— To be done —
Omit the images, then print each record below exactly as it reads.

— Dataset rows —
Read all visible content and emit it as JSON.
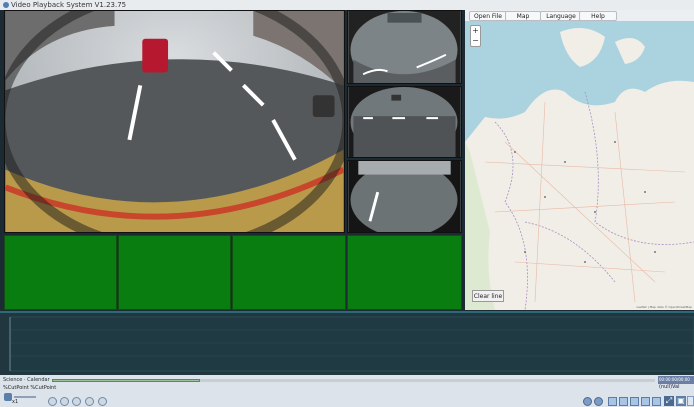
{
  "app": {
    "title": "Video Playback System V1.23.75"
  },
  "menu": {
    "open_file": "Open File",
    "map": "Map",
    "language": "Language",
    "help": "Help"
  },
  "map": {
    "zoom_in": "+",
    "zoom_out": "−",
    "clear_line": "Clear line",
    "attribution": "Leaflet | Map data © OpenStreetMap"
  },
  "bottom": {
    "scroll_label": "Science · Calendar",
    "cut_points": "%CutPoint %CutPoint",
    "time_value": "00:00:00/00:00",
    "value_label": "(null)Val",
    "speed_label": "x1"
  },
  "icons": {
    "app": "app-logo-icon",
    "controls": [
      "rewind-icon",
      "previous-frame-icon",
      "play-icon",
      "next-frame-icon",
      "forward-icon"
    ],
    "nav": [
      "back-icon",
      "forward-nav-icon"
    ],
    "views": [
      "layout-1-icon",
      "layout-2-icon",
      "layout-3-icon",
      "layout-4-icon",
      "layout-5-icon"
    ],
    "window": [
      "fullscreen-icon",
      "fit-icon",
      "restore-icon"
    ]
  }
}
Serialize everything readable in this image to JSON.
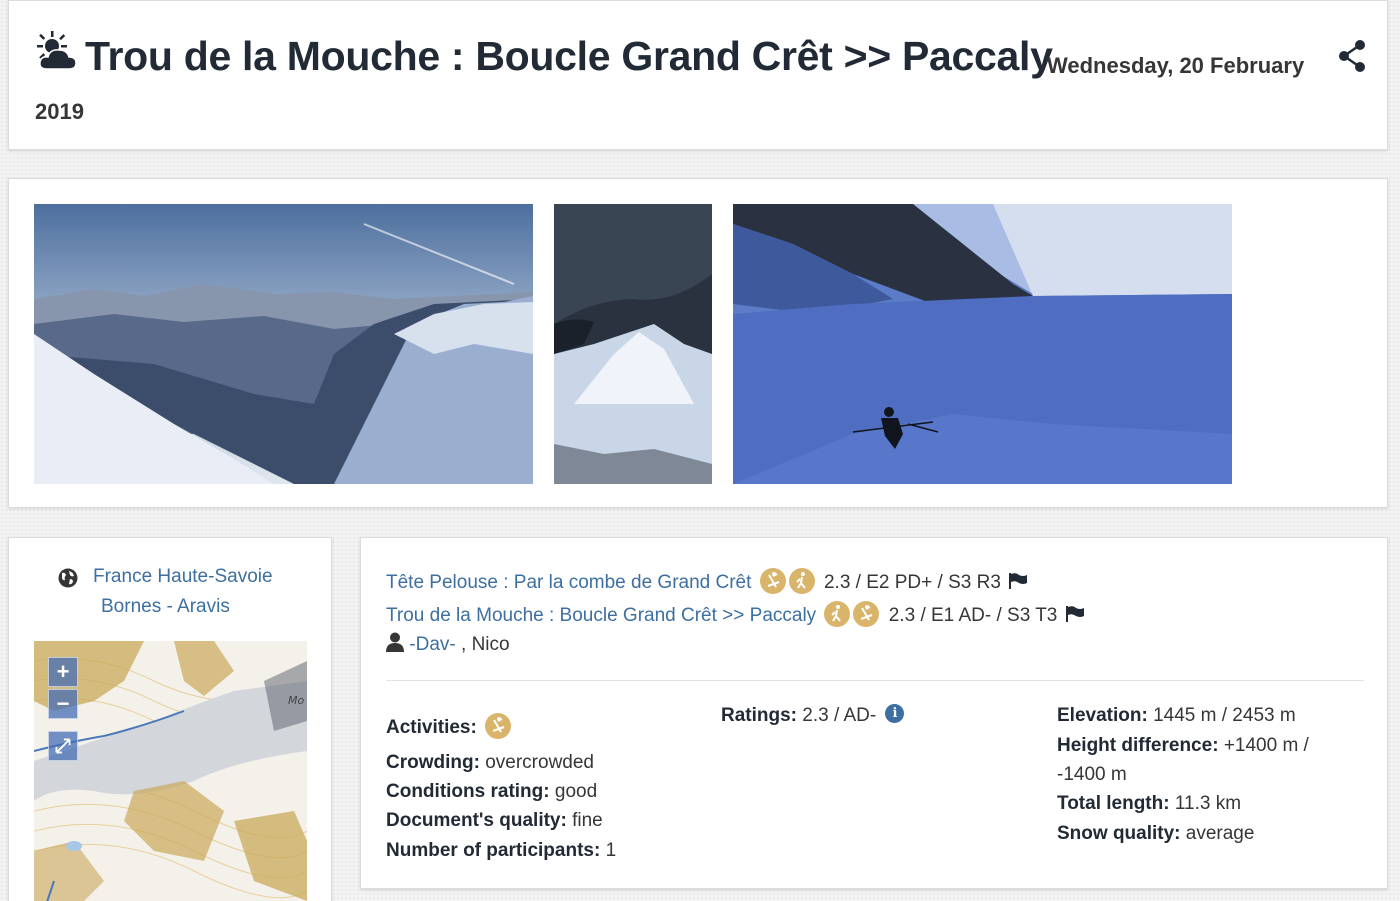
{
  "header": {
    "weather_icon": "sun-behind-cloud-icon",
    "title": "Trou de la Mouche : Boucle Grand Crêt >> Paccaly",
    "date_part1": "Wednesday, 20 February",
    "date_part2": "2019",
    "share_icon": "share-icon"
  },
  "photos": [
    {
      "name": "photo-snowy-ridge-panorama"
    },
    {
      "name": "photo-rocky-peak-cave-view"
    },
    {
      "name": "photo-skier-descending-slope"
    }
  ],
  "location": {
    "icon": "globe-icon",
    "country": "France",
    "region": "Haute-Savoie",
    "range": "Bornes - Aravis",
    "map": {
      "zoom_in": "+",
      "zoom_out": "−",
      "fullscreen_icon": "expand-icon",
      "label": "Mo"
    }
  },
  "routes": [
    {
      "name": "Tête Pelouse : Par la combe de Grand Crêt",
      "activity_icons": [
        "skitouring-icon",
        "snowshoeing-icon"
      ],
      "rating": "2.3 / E2 PD+ / S3 R3"
    },
    {
      "name": "Trou de la Mouche : Boucle Grand Crêt >> Paccaly",
      "activity_icons": [
        "snowshoeing-icon",
        "skitouring-icon"
      ],
      "rating": "2.3 / E1 AD- / S3 T3"
    }
  ],
  "participants": {
    "linked": "-Dav-",
    "separator": " , ",
    "other": "Nico"
  },
  "facts": {
    "activities_label": "Activities:",
    "crowding_label": "Crowding:",
    "crowding_value": "overcrowded",
    "conditions_label": "Conditions rating:",
    "conditions_value": "good",
    "quality_label": "Document's quality:",
    "quality_value": "fine",
    "participants_label": "Number of participants:",
    "participants_value": "1",
    "ratings_label": "Ratings:",
    "ratings_value": "2.3 / AD-",
    "elevation_label": "Elevation:",
    "elevation_value": "1445 m / 2453 m",
    "height_diff_label": "Height difference:",
    "height_diff_value_1": "+1400 m /",
    "height_diff_value_2": "-1400 m",
    "length_label": "Total length:",
    "length_value": "11.3 km",
    "snow_label": "Snow quality:",
    "snow_value": "average"
  },
  "colors": {
    "link": "#3d6fa0",
    "activity_badge": "#d8b56a",
    "heading": "#222b35"
  }
}
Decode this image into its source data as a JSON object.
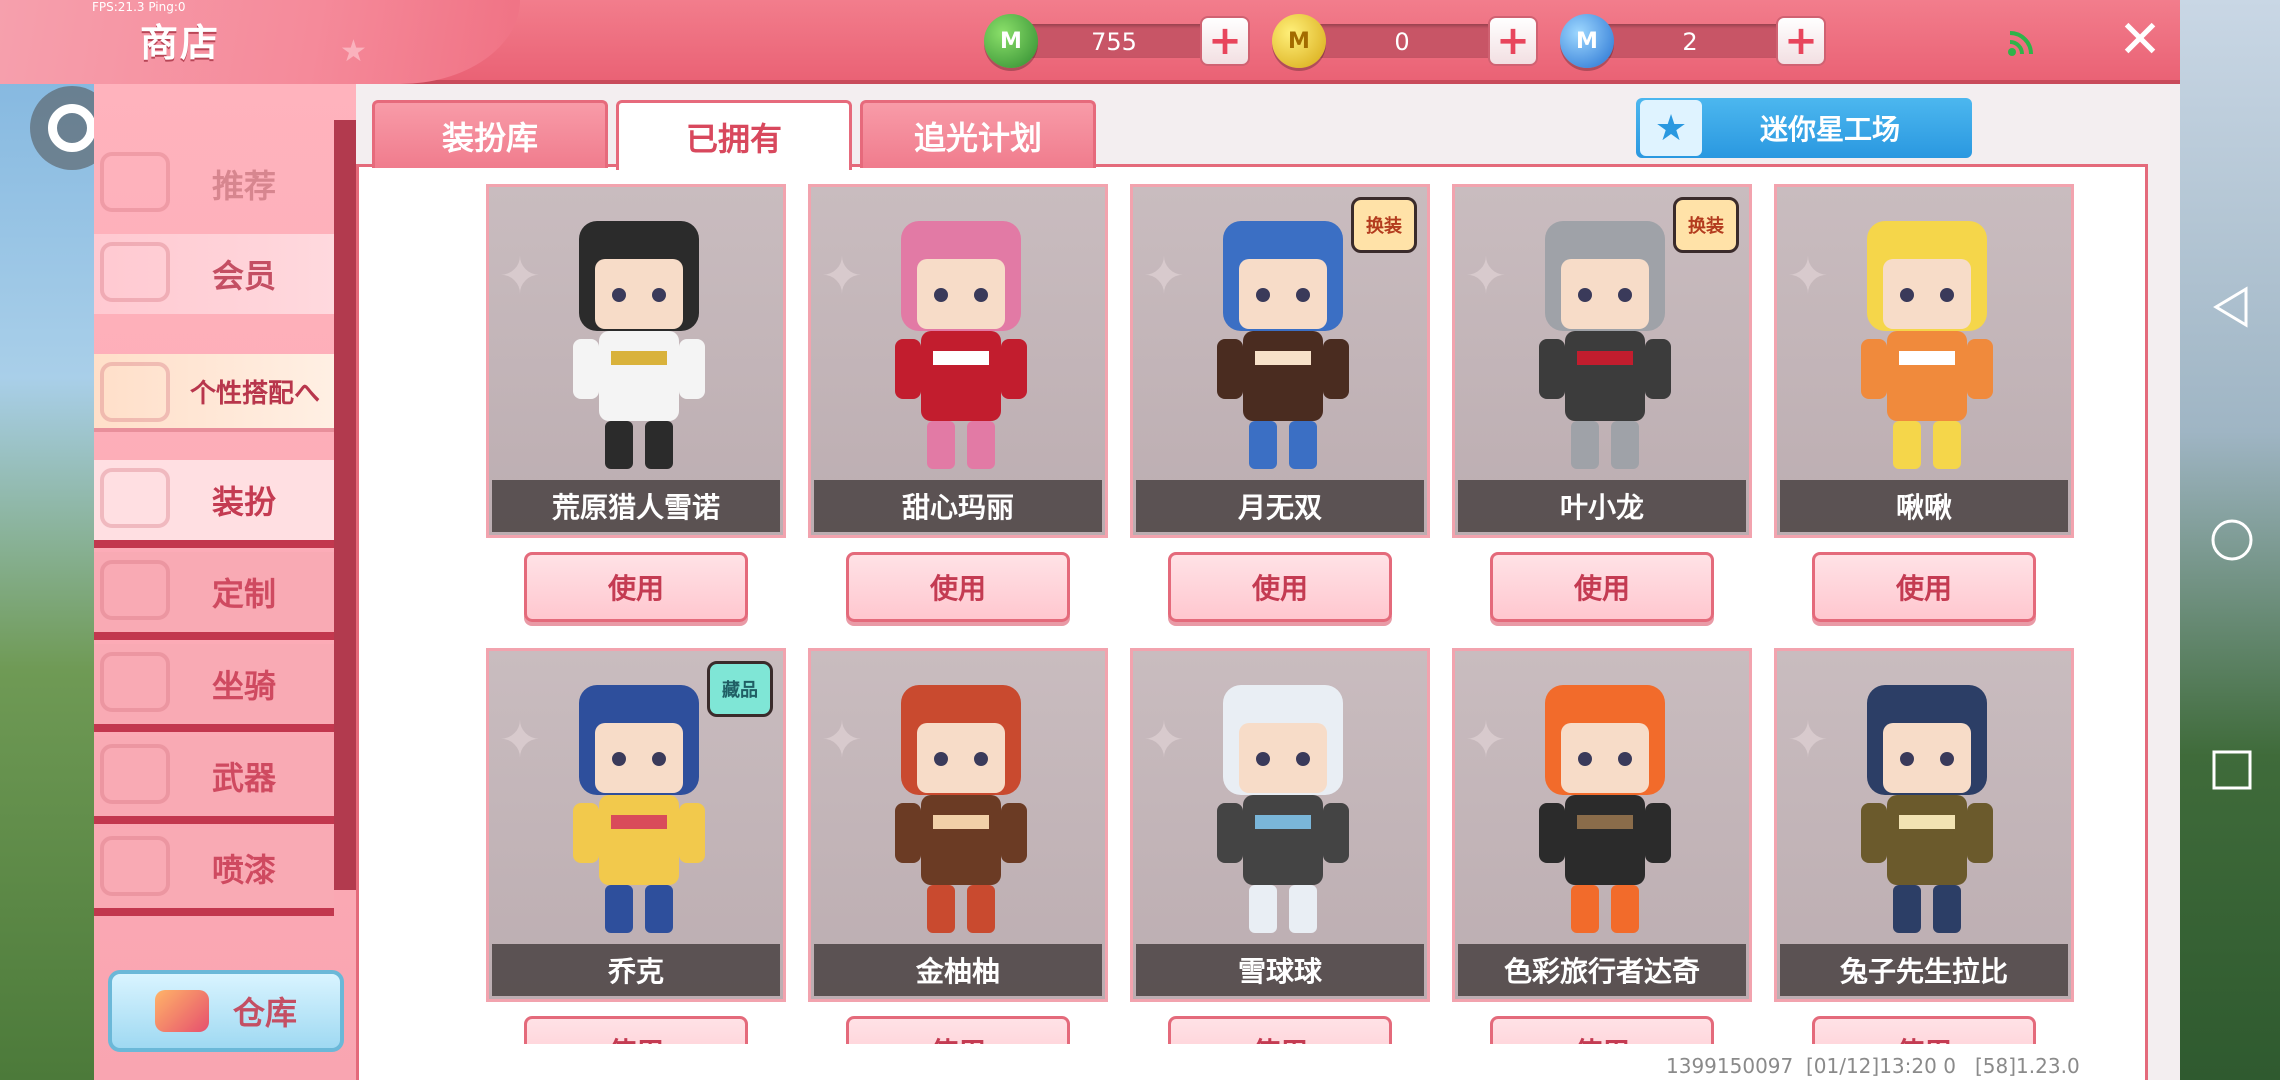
{
  "debug": {
    "fps": "FPS:21.3  Ping:0"
  },
  "header": {
    "title": "商店"
  },
  "currency": [
    {
      "icon": "green-m-coin-icon",
      "glyph": "M",
      "value": "755"
    },
    {
      "icon": "gold-m-coin-icon",
      "glyph": "M",
      "value": "0"
    },
    {
      "icon": "blue-m-coin-icon",
      "glyph": "M",
      "value": "2"
    }
  ],
  "plus_glyph": "+",
  "close_glyph": "✕",
  "sidebar": {
    "items": [
      {
        "label": "推荐"
      },
      {
        "label": "会员"
      },
      {
        "label": "个性搭配へ"
      },
      {
        "label": "装扮"
      },
      {
        "label": "定制"
      },
      {
        "label": "坐骑"
      },
      {
        "label": "武器"
      },
      {
        "label": "喷漆"
      }
    ],
    "warehouse_label": "仓库"
  },
  "tabs": [
    {
      "label": "装扮库"
    },
    {
      "label": "已拥有"
    },
    {
      "label": "追光计划"
    }
  ],
  "mini_star_factory": {
    "label": "迷你星工场",
    "star": "★"
  },
  "use_label": "使用",
  "cards": [
    {
      "name": "荒原猎人雪诺",
      "badge": ""
    },
    {
      "name": "甜心玛丽",
      "badge": ""
    },
    {
      "name": "月无双",
      "badge": "换装"
    },
    {
      "name": "叶小龙",
      "badge": "换装"
    },
    {
      "name": "啾啾",
      "badge": ""
    },
    {
      "name": "乔克",
      "badge": "藏品"
    },
    {
      "name": "金柚柚",
      "badge": ""
    },
    {
      "name": "雪球球",
      "badge": ""
    },
    {
      "name": "色彩旅行者达奇",
      "badge": ""
    },
    {
      "name": "兔子先生拉比",
      "badge": ""
    }
  ],
  "footer": {
    "info": "1399150097  [01/12]13:20 0   [58]1.23.0"
  },
  "colors": {
    "accent": "#ea6275",
    "tab_active_text": "#d8485d",
    "mini_btn": "#2a98e0"
  }
}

— Solution to this task —
Read all visible content and emit it as JSON.
{
  "app": {
    "title": "Video Playback System V1.23.75"
  },
  "menu": {
    "open_file": "Open File",
    "map": "Map",
    "language": "Language",
    "help": "Help"
  },
  "map": {
    "zoom_in": "+",
    "zoom_out": "−",
    "clear_line": "Clear line",
    "attribution": "Leaflet | Map data © OpenStreetMap"
  },
  "bottom": {
    "scroll_label": "Science · Calendar",
    "cut_points": "%CutPoint %CutPoint",
    "time_value": "00:00:00/00:00",
    "value_label": "(null)Val",
    "speed_label": "x1"
  },
  "icons": {
    "app": "app-logo-icon",
    "controls": [
      "rewind-icon",
      "previous-frame-icon",
      "play-icon",
      "next-frame-icon",
      "forward-icon"
    ],
    "nav": [
      "back-icon",
      "forward-nav-icon"
    ],
    "views": [
      "layout-1-icon",
      "layout-2-icon",
      "layout-3-icon",
      "layout-4-icon",
      "layout-5-icon"
    ],
    "window": [
      "fullscreen-icon",
      "fit-icon",
      "restore-icon"
    ]
  }
}
Serialize everything readable in this image to JSON.
{
  "header": {
    "weather_icon": "sun-behind-cloud-icon",
    "title": "Trou de la Mouche : Boucle Grand Crêt >> Paccaly",
    "date_part1": "Wednesday, 20 February",
    "date_part2": "2019",
    "share_icon": "share-icon"
  },
  "photos": [
    {
      "name": "photo-snowy-ridge-panorama"
    },
    {
      "name": "photo-rocky-peak-cave-view"
    },
    {
      "name": "photo-skier-descending-slope"
    }
  ],
  "location": {
    "icon": "globe-icon",
    "country": "France",
    "region": "Haute-Savoie",
    "range": "Bornes - Aravis",
    "map": {
      "zoom_in": "+",
      "zoom_out": "−",
      "fullscreen_icon": "expand-icon",
      "label": "Mo"
    }
  },
  "routes": [
    {
      "name": "Tête Pelouse : Par la combe de Grand Crêt",
      "activity_icons": [
        "skitouring-icon",
        "snowshoeing-icon"
      ],
      "rating": "2.3 / E2 PD+ / S3 R3"
    },
    {
      "name": "Trou de la Mouche : Boucle Grand Crêt >> Paccaly",
      "activity_icons": [
        "snowshoeing-icon",
        "skitouring-icon"
      ],
      "rating": "2.3 / E1 AD- / S3 T3"
    }
  ],
  "participants": {
    "linked": "-Dav-",
    "separator": " , ",
    "other": "Nico"
  },
  "facts": {
    "activities_label": "Activities:",
    "crowding_label": "Crowding:",
    "crowding_value": "overcrowded",
    "conditions_label": "Conditions rating:",
    "conditions_value": "good",
    "quality_label": "Document's quality:",
    "quality_value": "fine",
    "participants_label": "Number of participants:",
    "participants_value": "1",
    "ratings_label": "Ratings:",
    "ratings_value": "2.3 / AD-",
    "elevation_label": "Elevation:",
    "elevation_value": "1445 m / 2453 m",
    "height_diff_label": "Height difference:",
    "height_diff_value_1": "+1400 m /",
    "height_diff_value_2": "-1400 m",
    "length_label": "Total length:",
    "length_value": "11.3 km",
    "snow_label": "Snow quality:",
    "snow_value": "average"
  },
  "colors": {
    "link": "#3d6fa0",
    "activity_badge": "#d8b56a",
    "heading": "#222b35"
  }
}
Decode this image into its source data as a JSON object.
{
  "debug": {
    "fps": "FPS:21.3  Ping:0"
  },
  "header": {
    "title": "商店"
  },
  "currency": [
    {
      "icon": "green-m-coin-icon",
      "glyph": "M",
      "value": "755"
    },
    {
      "icon": "gold-m-coin-icon",
      "glyph": "M",
      "value": "0"
    },
    {
      "icon": "blue-m-coin-icon",
      "glyph": "M",
      "value": "2"
    }
  ],
  "plus_glyph": "+",
  "close_glyph": "✕",
  "sidebar": {
    "items": [
      {
        "label": "推荐"
      },
      {
        "label": "会员"
      },
      {
        "label": "个性搭配へ"
      },
      {
        "label": "装扮"
      },
      {
        "label": "定制"
      },
      {
        "label": "坐骑"
      },
      {
        "label": "武器"
      },
      {
        "label": "喷漆"
      }
    ],
    "warehouse_label": "仓库"
  },
  "tabs": [
    {
      "label": "装扮库"
    },
    {
      "label": "已拥有"
    },
    {
      "label": "追光计划"
    }
  ],
  "mini_star_factory": {
    "label": "迷你星工场",
    "star": "★"
  },
  "use_label": "使用",
  "cards": [
    {
      "name": "荒原猎人雪诺",
      "badge": ""
    },
    {
      "name": "甜心玛丽",
      "badge": ""
    },
    {
      "name": "月无双",
      "badge": "换装"
    },
    {
      "name": "叶小龙",
      "badge": "换装"
    },
    {
      "name": "啾啾",
      "badge": ""
    },
    {
      "name": "乔克",
      "badge": "藏品"
    },
    {
      "name": "金柚柚",
      "badge": ""
    },
    {
      "name": "雪球球",
      "badge": ""
    },
    {
      "name": "色彩旅行者达奇",
      "badge": ""
    },
    {
      "name": "兔子先生拉比",
      "badge": ""
    }
  ],
  "footer": {
    "info": "1399150097  [01/12]13:20 0   [58]1.23.0"
  },
  "colors": {
    "accent": "#ea6275",
    "tab_active_text": "#d8485d",
    "mini_btn": "#2a98e0"
  }
}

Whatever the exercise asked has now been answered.